When she finishes and Eric leaves, his shoulder will be newly emblazoned with three cubist horses charging toward the foreground and one doe-eyed pony. These stand for Eric’s family. The pony is his baby daughter, born one month ago. He chose horses because they’re strong and beautiful and also for superstitious reasons: Tattooing the names or real portraits of the living is bad luck.

There is something in Sarah Peacock’s Yorkshire accent and low no-bullshit voice, even before you consider the proud way she carries herself or her own impressive cloak of tattoos—the first one inked, to her parents’ horror, in 1987, in Peterborough, England, a place and time when girls definitely did not get tattoos. “I met a woman with a tattoo, the first woman in my seventeen years,” she says, “and soon as I saw that tattoo, I was like, ‘It is on.’” She snuck out of the house to visit the only tattoo parlor she knew of, where she got a small tribal-style butterfly on her left shoulder blade. It’s a tiny, faded creature now, dwarfed and crowded over by dozens of other designs, so many she has lost track. This doesn’t bother her. Her own multitudinous tattoo experiences blend together in her memory, and the finished product on her skin seems almost beside the point. Instead, she exists entirely in the moment between the ink she has just laid down and the ink she’s about to apply, always with a clear-eyed, placid anticipation of what’s next. Before she even tells me it’s her job to remain a calm and focused guiding light to clients in distress, I believe her.

REQUIRED WORK
Please answer these questions about the tattoo text:
1. What does the doe-eyed pony on Eric's shoulder stand for?
2. In what year and in what town was Sarah Peacock's first tattoo inked?
3. What design was that first tattoo, and where on her body was it placed?

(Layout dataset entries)
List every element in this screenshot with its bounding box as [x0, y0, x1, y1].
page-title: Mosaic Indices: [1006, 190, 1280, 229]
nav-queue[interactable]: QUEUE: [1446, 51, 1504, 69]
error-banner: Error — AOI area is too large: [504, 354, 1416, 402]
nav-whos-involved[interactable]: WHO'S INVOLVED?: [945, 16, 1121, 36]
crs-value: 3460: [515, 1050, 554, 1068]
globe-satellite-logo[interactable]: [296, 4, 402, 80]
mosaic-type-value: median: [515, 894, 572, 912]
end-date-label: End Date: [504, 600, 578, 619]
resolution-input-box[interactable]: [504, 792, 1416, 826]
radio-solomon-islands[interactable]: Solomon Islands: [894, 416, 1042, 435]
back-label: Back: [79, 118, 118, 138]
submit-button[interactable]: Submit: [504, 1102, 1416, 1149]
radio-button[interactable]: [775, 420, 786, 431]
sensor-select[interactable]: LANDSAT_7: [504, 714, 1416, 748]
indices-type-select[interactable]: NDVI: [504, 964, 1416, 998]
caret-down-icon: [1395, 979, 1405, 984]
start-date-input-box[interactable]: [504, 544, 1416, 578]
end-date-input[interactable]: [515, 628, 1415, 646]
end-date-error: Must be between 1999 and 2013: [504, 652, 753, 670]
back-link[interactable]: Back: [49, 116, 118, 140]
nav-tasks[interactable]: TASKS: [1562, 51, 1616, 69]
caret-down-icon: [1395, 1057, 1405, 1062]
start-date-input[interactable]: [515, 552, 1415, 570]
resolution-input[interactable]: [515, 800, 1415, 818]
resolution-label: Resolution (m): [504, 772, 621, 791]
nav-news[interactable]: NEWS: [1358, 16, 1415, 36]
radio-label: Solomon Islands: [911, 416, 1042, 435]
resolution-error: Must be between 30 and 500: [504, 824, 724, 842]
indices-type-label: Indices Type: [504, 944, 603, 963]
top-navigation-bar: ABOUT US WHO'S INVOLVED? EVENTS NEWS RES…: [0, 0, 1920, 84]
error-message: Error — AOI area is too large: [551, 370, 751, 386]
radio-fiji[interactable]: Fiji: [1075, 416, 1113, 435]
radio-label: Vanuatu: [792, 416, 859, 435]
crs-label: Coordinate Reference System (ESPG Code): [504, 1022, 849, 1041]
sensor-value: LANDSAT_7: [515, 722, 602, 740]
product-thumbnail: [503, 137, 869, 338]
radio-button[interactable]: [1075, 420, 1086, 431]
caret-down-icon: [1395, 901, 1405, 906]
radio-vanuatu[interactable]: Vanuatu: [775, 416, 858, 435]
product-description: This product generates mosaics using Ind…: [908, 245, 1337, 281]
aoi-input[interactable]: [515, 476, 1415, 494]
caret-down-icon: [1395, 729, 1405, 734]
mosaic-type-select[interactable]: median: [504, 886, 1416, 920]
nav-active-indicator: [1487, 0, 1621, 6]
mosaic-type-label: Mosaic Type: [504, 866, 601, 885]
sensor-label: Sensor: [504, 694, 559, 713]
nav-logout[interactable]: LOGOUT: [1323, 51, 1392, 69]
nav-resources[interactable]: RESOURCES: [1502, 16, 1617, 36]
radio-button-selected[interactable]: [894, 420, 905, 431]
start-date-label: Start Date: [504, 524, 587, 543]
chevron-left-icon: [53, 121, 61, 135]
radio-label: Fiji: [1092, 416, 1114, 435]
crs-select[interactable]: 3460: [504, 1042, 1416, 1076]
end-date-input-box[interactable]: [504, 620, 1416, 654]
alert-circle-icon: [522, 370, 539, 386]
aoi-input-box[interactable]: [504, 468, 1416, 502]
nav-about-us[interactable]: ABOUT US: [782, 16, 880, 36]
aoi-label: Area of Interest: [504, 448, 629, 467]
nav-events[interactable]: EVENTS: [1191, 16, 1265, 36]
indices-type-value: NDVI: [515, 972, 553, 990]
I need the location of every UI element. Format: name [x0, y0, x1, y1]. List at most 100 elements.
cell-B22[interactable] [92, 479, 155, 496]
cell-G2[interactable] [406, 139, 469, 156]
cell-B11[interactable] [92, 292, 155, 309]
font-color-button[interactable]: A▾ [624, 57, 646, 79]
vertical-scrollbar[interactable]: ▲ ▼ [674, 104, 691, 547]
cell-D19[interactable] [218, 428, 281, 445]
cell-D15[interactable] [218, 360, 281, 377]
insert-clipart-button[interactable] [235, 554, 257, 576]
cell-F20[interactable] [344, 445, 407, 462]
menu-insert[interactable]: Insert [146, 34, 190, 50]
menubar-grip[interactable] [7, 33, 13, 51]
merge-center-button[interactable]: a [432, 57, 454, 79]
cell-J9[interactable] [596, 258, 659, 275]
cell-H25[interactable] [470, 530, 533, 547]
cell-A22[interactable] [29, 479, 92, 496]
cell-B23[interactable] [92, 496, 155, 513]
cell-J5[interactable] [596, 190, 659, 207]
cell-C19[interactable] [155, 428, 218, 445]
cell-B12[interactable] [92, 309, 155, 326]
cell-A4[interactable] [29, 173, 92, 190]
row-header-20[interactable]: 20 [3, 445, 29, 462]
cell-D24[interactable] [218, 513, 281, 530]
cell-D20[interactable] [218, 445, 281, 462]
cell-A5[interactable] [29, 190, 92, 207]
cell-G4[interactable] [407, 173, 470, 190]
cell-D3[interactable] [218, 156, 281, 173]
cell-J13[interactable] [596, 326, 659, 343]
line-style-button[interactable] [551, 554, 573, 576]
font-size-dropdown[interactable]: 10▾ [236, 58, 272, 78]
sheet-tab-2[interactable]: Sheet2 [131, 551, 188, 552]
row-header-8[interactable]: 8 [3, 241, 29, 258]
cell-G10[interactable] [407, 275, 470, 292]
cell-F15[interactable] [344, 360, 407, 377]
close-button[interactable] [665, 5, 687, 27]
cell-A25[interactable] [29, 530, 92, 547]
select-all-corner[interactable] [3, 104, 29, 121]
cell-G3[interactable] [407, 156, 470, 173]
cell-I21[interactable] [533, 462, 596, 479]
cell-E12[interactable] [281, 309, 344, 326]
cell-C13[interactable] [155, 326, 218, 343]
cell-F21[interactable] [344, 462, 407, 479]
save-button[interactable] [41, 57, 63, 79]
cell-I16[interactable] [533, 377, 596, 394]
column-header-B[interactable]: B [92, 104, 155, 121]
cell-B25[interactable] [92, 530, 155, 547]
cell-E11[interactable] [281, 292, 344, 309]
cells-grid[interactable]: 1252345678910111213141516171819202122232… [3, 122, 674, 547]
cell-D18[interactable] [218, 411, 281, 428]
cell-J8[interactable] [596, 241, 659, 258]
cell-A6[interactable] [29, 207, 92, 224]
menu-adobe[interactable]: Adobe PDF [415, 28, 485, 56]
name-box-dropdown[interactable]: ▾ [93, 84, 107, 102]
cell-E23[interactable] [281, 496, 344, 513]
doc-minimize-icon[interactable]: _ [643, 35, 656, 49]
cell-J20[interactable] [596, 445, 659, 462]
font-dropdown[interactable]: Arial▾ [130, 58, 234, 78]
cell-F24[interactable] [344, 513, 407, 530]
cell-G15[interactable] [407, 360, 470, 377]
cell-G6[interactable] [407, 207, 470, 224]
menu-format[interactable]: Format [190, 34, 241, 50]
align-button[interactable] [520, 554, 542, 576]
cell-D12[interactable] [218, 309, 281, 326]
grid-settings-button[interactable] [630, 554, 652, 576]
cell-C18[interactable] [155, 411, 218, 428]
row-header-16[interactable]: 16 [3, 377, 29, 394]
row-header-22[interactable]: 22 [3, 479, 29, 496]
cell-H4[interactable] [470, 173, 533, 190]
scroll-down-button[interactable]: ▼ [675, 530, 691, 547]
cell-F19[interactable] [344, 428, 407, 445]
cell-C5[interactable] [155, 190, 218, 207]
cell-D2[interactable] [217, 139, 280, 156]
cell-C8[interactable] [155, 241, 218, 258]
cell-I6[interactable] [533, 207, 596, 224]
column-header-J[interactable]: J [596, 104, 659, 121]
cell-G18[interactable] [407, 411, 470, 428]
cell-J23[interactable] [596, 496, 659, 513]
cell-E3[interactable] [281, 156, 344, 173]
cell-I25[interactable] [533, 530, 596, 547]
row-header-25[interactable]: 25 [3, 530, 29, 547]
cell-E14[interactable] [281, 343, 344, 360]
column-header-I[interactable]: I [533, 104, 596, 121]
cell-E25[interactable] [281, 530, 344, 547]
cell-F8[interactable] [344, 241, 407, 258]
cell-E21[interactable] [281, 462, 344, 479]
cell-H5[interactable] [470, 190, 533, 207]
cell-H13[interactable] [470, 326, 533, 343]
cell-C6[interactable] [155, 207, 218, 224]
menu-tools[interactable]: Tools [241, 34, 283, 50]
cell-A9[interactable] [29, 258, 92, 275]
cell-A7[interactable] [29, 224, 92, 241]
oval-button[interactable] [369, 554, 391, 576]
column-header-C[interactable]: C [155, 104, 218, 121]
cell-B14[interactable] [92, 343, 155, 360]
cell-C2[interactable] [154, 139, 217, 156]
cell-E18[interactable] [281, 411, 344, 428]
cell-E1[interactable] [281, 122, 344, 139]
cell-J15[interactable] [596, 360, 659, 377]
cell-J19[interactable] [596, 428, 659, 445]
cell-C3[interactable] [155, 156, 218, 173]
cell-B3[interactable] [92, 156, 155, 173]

TASK ANSWER
1. His baby daughter, born one month ago.
2. In 1987, in Peterborough, England.
3. A small tribal-style butterfly on her left shoulder blade.